:: WRITTEN PROBLEM ::
Locate all lines in the data below that hold "Resistente" and show them.

begin INFORMATION SUPPLIED

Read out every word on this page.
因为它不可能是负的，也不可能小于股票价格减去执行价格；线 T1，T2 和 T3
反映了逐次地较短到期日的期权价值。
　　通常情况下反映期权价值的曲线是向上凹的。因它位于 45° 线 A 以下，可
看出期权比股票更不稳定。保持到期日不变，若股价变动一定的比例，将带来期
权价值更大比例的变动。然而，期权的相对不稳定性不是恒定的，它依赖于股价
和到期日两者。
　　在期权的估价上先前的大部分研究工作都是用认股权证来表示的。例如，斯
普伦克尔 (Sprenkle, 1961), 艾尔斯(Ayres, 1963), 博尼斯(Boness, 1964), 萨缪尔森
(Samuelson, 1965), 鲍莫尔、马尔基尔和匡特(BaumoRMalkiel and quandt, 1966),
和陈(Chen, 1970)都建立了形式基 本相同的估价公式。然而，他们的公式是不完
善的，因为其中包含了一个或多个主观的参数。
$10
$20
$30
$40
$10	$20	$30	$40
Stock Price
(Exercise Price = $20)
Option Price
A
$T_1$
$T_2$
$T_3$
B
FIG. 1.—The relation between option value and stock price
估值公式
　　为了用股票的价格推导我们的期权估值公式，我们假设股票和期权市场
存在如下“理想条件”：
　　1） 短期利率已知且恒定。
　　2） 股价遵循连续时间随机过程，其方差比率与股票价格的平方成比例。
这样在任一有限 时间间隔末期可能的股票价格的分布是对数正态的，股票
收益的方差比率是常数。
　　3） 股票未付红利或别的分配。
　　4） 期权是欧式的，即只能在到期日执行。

end INFORMATION SUPPLIED
begin INFORMATION SUPPLIED

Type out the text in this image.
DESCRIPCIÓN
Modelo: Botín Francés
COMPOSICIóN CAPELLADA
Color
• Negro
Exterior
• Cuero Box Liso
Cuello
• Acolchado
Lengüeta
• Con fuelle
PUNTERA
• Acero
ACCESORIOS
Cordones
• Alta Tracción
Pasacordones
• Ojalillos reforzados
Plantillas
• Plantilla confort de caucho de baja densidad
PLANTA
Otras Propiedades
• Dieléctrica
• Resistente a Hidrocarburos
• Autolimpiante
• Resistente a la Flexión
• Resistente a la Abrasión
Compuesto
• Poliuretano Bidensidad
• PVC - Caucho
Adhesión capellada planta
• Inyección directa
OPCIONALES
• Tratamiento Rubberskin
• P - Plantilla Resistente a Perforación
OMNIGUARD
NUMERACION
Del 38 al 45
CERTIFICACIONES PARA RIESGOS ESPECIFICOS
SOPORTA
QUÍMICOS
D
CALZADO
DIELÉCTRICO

end INFORMATION SUPPLIED
begin INFORMATION SUPPLIED

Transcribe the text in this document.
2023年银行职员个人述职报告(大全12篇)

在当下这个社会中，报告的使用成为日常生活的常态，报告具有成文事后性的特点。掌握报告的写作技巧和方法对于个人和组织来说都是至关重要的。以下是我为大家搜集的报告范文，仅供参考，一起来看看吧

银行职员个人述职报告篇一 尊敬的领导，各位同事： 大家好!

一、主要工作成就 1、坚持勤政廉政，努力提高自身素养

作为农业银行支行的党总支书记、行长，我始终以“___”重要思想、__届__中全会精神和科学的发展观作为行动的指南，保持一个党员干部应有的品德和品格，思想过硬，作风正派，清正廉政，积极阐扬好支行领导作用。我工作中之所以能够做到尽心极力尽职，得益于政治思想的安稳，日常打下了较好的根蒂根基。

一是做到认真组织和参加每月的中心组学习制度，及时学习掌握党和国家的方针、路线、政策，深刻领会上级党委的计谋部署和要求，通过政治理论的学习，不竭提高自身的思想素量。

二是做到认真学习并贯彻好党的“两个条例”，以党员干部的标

end INFORMATION SUPPLIED

:: OUTPUT OF THE EXERCISE ::
• Resistente a Hidrocarburos
• Resistente a la Flexión
• Resistente a la Abrasión
• P - Plantilla Resistente a Perforación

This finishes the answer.